(Instruction):
Every line of the data must be copied exactly.

(Data supplied):
───
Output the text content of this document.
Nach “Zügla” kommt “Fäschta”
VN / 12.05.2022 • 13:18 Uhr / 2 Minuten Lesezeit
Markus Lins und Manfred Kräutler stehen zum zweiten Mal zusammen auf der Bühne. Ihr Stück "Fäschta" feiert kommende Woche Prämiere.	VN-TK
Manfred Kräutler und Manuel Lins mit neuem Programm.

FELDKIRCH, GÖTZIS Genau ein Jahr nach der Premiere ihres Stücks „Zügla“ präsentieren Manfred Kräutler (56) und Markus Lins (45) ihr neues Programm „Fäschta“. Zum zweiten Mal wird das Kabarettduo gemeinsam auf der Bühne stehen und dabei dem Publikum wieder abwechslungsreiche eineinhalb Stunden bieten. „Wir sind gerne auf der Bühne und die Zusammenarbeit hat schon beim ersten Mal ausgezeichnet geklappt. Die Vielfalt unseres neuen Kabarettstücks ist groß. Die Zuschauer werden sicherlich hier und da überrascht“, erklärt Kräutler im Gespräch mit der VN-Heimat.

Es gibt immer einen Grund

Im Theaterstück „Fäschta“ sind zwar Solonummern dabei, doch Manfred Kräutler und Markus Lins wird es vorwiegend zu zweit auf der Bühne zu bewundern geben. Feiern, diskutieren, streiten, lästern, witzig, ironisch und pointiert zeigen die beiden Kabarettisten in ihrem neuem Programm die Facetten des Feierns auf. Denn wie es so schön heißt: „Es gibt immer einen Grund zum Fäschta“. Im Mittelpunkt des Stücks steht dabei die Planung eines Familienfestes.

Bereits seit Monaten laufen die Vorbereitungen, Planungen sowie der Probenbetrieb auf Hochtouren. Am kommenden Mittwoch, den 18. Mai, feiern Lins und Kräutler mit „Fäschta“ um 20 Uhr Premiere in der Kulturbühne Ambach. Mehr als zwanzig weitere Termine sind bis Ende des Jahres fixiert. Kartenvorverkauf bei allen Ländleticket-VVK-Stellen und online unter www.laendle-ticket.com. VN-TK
───
(Task result):
Output the text content of this document.
Nach “Zügla” kommt “Fäschta”
VN / 12.05.2022 • 13:18 Uhr / 2 Minuten Lesezeit
Markus Lins und Manfred Kräutler stehen zum zweiten Mal zusammen auf der Bühne. Ihr Stück "Fäschta" feiert kommende Woche Prämiere.	VN-TK
Manfred Kräutler und Manuel Lins mit neuem Programm.

FELDKIRCH, GÖTZIS Genau ein Jahr nach der Premiere ihres Stücks „Zügla“ präsentieren Manfred Kräutler (56) und Markus Lins (45) ihr neues Programm „Fäschta“. Zum zweiten Mal wird das Kabarettduo gemeinsam auf der Bühne stehen und dabei dem Publikum wieder abwechslungsreiche eineinhalb Stunden bieten. „Wir sind gerne auf der Bühne und die Zusammenarbeit hat schon beim ersten Mal ausgezeichnet geklappt. Die Vielfalt unseres neuen Kabarettstücks ist groß. Die Zuschauer werden sicherlich hier und da überrascht“, erklärt Kräutler im Gespräch mit der VN-Heimat.

Es gibt immer einen Grund

Im Theaterstück „Fäschta“ sind zwar Solonummern dabei, doch Manfred Kräutler und Markus Lins wird es vorwiegend zu zweit auf der Bühne zu bewundern geben. Feiern, diskutieren, streiten, lästern, witzig, ironisch und pointiert zeigen die beiden Kabarettisten in ihrem neuem Programm die Facetten des Feierns auf. Denn wie es so schön heißt: „Es gibt immer einen Grund zum Fäschta“. Im Mittelpunkt des Stücks steht dabei die Planung eines Familienfestes.

Bereits seit Monaten laufen die Vorbereitungen, Planungen sowie der Probenbetrieb auf Hochtouren. Am kommenden Mittwoch, den 18. Mai, feiern Lins und Kräutler mit „Fäschta“ um 20 Uhr Premiere in der Kulturbühne Ambach. Mehr als zwanzig weitere Termine sind bis Ende des Jahres fixiert. Kartenvorverkauf bei allen Ländleticket-VVK-Stellen und online unter www.laendle-ticket.com. VN-TK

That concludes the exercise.